▸ **Short exercise**: Look through the records that follow. Copy every line containing the word "color".

▸ **Data extract**:
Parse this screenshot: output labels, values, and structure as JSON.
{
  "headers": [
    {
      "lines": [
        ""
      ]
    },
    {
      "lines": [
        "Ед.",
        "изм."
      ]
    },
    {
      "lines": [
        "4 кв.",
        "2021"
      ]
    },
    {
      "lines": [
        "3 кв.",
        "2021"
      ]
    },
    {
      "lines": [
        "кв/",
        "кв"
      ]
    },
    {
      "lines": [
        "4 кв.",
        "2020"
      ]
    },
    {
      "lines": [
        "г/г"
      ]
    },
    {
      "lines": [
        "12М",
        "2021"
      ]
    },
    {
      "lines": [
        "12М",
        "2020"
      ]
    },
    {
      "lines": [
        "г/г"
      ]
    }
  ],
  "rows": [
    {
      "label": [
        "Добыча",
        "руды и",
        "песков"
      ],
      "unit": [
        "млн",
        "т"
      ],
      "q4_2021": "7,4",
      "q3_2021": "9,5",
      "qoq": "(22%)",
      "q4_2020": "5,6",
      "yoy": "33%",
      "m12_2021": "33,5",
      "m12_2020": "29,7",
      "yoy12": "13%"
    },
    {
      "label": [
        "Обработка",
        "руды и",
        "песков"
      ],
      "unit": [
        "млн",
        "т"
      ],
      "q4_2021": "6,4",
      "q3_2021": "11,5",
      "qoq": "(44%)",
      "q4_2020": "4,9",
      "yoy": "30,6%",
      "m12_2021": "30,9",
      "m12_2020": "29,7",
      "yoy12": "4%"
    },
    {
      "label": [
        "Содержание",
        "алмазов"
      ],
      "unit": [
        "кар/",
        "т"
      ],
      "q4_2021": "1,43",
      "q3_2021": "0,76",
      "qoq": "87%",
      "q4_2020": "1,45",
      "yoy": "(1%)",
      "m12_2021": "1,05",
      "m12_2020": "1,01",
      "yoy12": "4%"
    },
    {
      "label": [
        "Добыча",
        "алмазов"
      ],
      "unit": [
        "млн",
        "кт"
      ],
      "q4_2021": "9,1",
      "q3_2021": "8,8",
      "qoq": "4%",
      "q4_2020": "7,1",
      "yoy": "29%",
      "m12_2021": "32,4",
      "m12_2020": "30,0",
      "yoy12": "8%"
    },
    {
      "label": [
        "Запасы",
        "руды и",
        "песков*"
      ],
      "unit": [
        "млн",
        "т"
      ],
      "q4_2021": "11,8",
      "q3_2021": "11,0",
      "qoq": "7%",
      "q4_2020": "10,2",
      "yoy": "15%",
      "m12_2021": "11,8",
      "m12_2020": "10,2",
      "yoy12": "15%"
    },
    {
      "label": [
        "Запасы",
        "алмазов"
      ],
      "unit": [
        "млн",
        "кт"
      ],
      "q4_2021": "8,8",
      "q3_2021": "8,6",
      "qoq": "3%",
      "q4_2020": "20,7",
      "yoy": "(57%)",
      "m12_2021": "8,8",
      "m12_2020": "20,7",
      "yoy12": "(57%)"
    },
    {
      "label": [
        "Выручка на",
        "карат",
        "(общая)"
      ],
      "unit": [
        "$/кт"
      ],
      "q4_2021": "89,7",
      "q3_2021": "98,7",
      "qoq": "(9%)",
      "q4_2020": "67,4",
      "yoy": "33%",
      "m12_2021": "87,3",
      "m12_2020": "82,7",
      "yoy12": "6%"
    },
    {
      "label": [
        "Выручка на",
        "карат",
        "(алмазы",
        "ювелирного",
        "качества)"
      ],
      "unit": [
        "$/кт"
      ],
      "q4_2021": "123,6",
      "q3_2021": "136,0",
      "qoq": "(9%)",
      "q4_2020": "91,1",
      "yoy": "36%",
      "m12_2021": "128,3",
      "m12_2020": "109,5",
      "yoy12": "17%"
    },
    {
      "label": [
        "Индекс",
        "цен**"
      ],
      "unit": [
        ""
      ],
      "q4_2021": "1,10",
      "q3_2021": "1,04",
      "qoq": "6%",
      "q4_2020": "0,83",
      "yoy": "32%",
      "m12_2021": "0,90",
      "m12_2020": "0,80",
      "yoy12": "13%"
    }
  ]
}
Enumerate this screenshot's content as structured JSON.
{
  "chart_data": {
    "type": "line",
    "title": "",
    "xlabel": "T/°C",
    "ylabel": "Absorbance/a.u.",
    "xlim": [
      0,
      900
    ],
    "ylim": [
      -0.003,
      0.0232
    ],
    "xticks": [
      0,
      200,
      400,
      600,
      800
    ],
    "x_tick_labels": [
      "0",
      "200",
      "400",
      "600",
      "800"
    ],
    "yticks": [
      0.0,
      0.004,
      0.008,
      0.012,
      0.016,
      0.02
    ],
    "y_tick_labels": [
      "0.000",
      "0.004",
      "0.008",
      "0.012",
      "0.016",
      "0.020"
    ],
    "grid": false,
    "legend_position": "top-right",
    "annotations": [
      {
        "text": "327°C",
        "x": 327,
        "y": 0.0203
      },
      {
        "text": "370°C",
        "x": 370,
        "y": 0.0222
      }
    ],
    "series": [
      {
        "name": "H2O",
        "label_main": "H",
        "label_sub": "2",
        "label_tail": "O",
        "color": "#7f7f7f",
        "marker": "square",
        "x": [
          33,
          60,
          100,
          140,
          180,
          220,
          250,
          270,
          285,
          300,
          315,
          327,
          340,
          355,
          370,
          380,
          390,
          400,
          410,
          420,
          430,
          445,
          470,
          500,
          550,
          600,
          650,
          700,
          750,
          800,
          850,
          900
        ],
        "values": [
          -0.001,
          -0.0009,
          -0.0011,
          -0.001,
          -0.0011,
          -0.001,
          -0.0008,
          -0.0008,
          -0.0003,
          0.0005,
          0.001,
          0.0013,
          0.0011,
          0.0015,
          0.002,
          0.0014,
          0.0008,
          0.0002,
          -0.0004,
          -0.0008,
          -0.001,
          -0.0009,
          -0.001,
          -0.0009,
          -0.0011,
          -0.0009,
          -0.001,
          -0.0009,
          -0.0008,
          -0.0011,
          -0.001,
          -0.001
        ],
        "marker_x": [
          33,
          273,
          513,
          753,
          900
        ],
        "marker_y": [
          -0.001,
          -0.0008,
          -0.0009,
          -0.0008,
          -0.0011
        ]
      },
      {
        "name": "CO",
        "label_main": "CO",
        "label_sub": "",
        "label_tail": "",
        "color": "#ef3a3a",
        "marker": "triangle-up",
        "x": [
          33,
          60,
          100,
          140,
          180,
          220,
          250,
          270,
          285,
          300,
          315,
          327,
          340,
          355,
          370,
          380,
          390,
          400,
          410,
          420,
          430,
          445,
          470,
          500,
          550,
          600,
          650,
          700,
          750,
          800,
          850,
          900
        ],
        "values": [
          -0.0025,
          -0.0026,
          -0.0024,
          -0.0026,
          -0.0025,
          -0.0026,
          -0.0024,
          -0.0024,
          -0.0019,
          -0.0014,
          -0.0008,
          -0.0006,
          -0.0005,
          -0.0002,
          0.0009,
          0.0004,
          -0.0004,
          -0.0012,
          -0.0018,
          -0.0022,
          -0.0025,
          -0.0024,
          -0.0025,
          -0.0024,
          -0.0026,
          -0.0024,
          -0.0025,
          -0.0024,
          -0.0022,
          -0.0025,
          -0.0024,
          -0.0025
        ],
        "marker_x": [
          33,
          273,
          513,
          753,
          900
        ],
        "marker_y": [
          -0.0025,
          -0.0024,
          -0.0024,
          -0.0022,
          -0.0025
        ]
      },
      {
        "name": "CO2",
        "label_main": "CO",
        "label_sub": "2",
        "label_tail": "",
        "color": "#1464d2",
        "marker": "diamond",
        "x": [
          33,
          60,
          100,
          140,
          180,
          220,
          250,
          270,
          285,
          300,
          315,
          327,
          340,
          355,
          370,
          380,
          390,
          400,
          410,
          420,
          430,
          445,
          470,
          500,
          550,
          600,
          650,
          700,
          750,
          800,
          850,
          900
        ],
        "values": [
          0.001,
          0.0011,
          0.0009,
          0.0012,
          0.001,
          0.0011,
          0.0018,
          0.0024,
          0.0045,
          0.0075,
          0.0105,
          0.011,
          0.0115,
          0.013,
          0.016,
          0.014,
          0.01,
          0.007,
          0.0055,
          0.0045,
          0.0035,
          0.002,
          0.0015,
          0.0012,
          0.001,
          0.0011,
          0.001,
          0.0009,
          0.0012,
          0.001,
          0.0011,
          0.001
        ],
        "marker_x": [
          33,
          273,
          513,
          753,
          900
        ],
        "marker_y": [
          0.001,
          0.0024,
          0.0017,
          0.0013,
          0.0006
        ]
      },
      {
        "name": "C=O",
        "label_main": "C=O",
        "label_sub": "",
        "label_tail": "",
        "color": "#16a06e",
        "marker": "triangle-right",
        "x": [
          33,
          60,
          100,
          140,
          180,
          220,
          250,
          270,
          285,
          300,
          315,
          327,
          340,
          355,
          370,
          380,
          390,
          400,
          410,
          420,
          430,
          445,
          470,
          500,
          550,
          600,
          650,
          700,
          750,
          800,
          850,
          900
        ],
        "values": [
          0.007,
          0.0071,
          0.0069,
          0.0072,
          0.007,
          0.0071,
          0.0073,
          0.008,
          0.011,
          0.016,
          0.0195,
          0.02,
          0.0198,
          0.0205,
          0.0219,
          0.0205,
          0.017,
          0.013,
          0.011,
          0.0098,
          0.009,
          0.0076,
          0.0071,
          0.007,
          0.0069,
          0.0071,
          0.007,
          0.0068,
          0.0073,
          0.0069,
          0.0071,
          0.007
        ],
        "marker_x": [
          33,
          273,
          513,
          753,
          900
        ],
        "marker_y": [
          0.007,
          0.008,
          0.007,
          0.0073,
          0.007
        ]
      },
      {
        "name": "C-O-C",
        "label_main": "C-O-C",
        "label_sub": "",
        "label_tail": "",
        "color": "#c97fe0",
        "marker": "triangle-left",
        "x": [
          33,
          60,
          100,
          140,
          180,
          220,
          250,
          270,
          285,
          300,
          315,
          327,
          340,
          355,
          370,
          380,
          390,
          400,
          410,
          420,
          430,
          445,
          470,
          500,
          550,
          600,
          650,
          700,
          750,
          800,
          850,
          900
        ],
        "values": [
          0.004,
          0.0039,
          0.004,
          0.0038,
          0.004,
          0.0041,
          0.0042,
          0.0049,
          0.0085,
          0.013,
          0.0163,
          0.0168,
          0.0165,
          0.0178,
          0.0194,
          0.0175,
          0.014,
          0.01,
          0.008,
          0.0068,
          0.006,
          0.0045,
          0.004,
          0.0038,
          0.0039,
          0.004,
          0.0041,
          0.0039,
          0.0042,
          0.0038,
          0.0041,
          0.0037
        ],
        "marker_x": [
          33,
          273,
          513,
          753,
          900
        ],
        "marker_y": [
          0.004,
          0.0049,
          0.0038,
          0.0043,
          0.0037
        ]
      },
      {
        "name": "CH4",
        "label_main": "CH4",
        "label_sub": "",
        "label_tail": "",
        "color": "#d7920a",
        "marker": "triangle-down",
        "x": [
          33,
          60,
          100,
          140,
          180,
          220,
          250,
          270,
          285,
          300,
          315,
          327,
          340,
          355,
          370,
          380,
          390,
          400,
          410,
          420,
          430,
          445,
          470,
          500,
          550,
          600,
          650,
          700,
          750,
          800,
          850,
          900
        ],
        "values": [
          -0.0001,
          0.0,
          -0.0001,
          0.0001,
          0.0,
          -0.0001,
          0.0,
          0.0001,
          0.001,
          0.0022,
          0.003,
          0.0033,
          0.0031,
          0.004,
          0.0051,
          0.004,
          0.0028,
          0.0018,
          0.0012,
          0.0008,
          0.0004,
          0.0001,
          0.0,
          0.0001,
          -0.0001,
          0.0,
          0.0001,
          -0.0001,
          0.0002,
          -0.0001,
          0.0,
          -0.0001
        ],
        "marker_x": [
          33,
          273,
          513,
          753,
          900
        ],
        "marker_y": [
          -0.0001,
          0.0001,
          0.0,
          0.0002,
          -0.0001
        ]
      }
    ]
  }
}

▸ **Exercise output**:
        "color": "#7f7f7f",
        "color": "#ef3a3a",
        "color": "#1464d2",
        "color": "#16a06e",
        "color": "#c97fe0",
        "color": "#d7920a",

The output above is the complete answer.